▶ GIVEN EXERCISE:
Format the listing, from its first line through the line containing "micro-app-stop-button: Stop [296,1692,447,1760]", inclusive, as a numbered list, omitting any blank lines.

---- SUPPLIED RECORDS

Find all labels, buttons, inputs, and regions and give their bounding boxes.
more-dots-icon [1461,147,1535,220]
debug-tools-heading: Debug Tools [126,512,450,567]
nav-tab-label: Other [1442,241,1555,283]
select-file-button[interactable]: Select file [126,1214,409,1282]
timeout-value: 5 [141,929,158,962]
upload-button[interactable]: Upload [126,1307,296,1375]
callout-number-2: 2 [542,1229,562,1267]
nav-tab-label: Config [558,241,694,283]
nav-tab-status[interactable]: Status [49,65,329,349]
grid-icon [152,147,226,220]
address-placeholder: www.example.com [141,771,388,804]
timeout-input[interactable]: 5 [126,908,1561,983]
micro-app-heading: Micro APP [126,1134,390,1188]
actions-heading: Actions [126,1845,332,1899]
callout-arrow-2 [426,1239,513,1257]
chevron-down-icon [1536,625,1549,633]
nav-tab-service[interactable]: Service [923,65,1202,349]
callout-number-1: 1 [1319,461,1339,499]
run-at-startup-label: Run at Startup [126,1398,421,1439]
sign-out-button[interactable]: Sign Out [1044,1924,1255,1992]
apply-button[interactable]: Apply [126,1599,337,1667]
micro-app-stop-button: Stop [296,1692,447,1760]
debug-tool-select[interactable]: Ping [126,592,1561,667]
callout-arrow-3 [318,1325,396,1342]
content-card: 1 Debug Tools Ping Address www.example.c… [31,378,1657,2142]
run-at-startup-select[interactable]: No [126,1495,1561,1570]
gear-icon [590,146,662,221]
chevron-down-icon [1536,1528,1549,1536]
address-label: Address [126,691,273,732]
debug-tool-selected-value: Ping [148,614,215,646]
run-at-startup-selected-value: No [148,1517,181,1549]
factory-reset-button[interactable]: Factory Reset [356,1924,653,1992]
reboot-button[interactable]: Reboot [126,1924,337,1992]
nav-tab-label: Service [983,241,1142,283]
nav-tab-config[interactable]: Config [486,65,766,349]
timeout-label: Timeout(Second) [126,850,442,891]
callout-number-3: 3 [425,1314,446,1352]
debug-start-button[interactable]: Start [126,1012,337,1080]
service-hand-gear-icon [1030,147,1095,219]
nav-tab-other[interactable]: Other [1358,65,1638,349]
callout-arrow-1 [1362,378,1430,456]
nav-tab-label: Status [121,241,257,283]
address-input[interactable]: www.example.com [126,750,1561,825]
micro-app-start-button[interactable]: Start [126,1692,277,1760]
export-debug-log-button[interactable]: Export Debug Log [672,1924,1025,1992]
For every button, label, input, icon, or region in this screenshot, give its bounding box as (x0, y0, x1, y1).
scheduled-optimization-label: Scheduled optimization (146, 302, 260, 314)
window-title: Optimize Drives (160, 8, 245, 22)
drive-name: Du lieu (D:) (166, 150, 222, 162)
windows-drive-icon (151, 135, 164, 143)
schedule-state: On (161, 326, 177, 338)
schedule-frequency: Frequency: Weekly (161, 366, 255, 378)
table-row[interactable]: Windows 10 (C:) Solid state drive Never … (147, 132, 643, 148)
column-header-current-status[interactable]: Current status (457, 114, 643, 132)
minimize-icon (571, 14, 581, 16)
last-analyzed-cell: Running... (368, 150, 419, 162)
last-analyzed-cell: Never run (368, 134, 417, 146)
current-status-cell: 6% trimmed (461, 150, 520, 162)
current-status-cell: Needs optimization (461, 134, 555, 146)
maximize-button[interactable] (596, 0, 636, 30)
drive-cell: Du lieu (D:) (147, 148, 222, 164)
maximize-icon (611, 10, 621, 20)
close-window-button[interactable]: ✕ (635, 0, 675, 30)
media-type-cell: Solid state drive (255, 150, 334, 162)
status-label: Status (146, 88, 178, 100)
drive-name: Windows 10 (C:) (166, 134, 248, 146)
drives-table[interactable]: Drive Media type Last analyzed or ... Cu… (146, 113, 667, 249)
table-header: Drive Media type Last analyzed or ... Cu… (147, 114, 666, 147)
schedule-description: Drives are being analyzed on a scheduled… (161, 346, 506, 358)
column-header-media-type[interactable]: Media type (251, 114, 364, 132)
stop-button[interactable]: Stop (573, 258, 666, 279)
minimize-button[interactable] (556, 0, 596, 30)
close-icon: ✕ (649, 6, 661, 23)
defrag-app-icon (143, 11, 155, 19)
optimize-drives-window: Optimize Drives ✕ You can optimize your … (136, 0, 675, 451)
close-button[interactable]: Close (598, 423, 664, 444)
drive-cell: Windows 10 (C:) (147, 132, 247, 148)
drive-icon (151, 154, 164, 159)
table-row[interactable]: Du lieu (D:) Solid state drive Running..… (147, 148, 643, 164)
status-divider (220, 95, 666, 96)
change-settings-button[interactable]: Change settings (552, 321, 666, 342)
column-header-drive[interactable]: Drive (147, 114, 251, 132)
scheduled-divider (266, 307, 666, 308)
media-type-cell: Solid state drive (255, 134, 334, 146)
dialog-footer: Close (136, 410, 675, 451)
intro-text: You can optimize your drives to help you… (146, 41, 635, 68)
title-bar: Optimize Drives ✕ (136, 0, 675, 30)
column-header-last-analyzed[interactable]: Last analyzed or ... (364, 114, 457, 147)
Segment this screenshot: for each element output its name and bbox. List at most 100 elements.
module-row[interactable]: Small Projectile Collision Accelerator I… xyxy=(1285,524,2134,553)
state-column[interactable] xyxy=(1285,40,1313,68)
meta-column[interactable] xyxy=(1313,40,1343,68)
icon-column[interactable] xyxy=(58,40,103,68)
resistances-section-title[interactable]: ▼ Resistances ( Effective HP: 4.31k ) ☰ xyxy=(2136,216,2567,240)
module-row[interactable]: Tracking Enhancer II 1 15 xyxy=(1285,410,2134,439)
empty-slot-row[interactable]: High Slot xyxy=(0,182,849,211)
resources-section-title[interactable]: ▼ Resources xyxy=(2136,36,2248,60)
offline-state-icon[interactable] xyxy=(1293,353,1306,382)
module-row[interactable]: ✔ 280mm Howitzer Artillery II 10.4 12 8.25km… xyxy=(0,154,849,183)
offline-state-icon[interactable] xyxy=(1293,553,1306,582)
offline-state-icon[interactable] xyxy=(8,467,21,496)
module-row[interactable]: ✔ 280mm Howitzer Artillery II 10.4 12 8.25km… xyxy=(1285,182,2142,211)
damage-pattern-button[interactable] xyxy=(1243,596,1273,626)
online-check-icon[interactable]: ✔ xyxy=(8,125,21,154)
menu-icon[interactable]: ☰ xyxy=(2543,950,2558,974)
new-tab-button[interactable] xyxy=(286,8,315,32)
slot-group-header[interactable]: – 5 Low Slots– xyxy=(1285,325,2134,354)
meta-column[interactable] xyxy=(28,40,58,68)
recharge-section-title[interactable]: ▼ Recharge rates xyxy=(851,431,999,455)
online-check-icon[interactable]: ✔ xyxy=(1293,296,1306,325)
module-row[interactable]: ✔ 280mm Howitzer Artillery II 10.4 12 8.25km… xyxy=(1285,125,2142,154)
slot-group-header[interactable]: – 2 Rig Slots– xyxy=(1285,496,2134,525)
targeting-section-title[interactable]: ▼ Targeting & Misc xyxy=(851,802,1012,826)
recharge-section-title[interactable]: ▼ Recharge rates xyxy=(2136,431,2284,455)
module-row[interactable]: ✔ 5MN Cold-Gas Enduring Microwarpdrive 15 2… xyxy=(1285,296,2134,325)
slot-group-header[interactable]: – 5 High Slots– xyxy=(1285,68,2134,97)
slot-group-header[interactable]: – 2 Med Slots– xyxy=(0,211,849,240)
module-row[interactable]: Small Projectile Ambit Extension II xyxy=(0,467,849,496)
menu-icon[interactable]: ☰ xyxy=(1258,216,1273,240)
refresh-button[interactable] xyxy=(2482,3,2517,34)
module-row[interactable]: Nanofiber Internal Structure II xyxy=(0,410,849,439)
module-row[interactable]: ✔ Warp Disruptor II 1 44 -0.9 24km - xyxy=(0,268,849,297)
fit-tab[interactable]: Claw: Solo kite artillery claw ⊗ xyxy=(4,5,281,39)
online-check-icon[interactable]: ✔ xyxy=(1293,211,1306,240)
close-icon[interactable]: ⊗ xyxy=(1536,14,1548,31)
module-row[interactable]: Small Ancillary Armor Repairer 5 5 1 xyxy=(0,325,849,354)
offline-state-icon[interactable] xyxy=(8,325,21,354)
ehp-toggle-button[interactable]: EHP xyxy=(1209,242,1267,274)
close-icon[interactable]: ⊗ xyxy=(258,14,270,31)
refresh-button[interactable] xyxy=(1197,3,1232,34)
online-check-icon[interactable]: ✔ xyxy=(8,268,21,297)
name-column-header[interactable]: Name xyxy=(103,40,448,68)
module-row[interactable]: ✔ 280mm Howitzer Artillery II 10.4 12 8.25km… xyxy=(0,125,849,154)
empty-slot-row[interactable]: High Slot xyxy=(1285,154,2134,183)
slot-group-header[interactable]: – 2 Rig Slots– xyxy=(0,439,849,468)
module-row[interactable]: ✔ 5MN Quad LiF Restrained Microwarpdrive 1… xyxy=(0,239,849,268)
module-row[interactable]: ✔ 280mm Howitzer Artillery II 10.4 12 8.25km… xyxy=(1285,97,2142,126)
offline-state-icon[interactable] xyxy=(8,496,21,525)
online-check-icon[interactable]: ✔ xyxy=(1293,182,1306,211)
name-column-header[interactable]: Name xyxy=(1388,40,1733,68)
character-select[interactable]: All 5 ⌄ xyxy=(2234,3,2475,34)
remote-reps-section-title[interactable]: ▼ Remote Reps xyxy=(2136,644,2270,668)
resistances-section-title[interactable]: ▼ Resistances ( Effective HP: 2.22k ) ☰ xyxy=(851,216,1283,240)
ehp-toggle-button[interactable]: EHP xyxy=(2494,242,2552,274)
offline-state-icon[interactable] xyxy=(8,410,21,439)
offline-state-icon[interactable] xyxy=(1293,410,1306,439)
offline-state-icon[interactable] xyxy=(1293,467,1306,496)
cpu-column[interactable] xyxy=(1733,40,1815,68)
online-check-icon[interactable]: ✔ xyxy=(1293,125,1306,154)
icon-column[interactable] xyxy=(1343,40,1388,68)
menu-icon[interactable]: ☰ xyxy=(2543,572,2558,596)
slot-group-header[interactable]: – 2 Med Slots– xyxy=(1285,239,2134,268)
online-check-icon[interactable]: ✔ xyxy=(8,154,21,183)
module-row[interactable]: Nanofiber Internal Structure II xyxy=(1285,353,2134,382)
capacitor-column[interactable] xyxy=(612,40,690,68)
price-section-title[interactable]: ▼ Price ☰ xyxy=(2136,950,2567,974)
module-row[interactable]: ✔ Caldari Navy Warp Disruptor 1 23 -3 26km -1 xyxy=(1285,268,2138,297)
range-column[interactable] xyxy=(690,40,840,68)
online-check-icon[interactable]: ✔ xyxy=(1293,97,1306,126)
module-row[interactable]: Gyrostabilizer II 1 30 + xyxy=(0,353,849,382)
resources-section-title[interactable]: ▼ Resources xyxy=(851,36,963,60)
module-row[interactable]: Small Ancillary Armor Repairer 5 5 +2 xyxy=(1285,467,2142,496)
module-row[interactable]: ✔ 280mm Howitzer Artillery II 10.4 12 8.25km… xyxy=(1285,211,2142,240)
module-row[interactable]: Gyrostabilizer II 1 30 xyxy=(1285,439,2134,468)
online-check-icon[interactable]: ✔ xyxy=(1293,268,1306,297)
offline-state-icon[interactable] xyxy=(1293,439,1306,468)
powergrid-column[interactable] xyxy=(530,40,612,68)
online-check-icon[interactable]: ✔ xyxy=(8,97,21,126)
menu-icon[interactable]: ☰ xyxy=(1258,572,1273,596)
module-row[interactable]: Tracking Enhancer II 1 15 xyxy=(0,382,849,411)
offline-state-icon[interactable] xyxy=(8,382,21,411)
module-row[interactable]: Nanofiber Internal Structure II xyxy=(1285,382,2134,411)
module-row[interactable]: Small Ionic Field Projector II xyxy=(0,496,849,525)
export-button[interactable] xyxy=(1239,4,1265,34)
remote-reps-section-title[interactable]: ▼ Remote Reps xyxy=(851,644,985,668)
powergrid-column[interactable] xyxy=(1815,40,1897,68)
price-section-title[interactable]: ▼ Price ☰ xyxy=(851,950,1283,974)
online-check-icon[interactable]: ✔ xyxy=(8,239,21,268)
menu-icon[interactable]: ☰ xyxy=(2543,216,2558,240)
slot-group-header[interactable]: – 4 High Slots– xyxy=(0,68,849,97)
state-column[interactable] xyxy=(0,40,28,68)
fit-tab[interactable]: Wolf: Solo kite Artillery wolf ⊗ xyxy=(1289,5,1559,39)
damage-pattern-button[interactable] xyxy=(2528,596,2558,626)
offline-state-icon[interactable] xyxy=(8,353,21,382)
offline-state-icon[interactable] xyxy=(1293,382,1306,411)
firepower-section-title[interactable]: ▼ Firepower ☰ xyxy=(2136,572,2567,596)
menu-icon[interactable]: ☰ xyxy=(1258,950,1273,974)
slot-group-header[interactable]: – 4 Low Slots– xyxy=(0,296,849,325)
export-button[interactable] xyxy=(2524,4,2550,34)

--------

▶ SOLUTION TO THE PROBLEM:
1. Find all labels, buttons, inputs, and regions and give their bounding boxes.
2. more-dots-icon [1461,147,1535,220]
3. debug-tools-heading: Debug Tools [126,512,450,567]
4. nav-tab-label: Other [1442,241,1555,283]
5. select-file-button[interactable]: Select file [126,1214,409,1282]
6. timeout-value: 5 [141,929,158,962]
7. upload-button[interactable]: Upload [126,1307,296,1375]
8. callout-number-2: 2 [542,1229,562,1267]
9. nav-tab-label: Config [558,241,694,283]
10. nav-tab-status[interactable]: Status [49,65,329,349]
11. grid-icon [152,147,226,220]
12. address-placeholder: www.example.com [141,771,388,804]
13. timeout-input[interactable]: 5 [126,908,1561,983]
14. micro-app-heading: Micro APP [126,1134,390,1188]
15. actions-heading: Actions [126,1845,332,1899]
16. callout-arrow-2 [426,1239,513,1257]
17. chevron-down-icon [1536,625,1549,633]
18. nav-tab-service[interactable]: Service [923,65,1202,349]
19. callout-number-1: 1 [1319,461,1339,499]
20. run-at-startup-label: Run at Startup [126,1398,421,1439]
21. sign-out-button[interactable]: Sign Out [1044,1924,1255,1992]
22. apply-button[interactable]: Apply [126,1599,337,1667]
23. micro-app-stop-button: Stop [296,1692,447,1760]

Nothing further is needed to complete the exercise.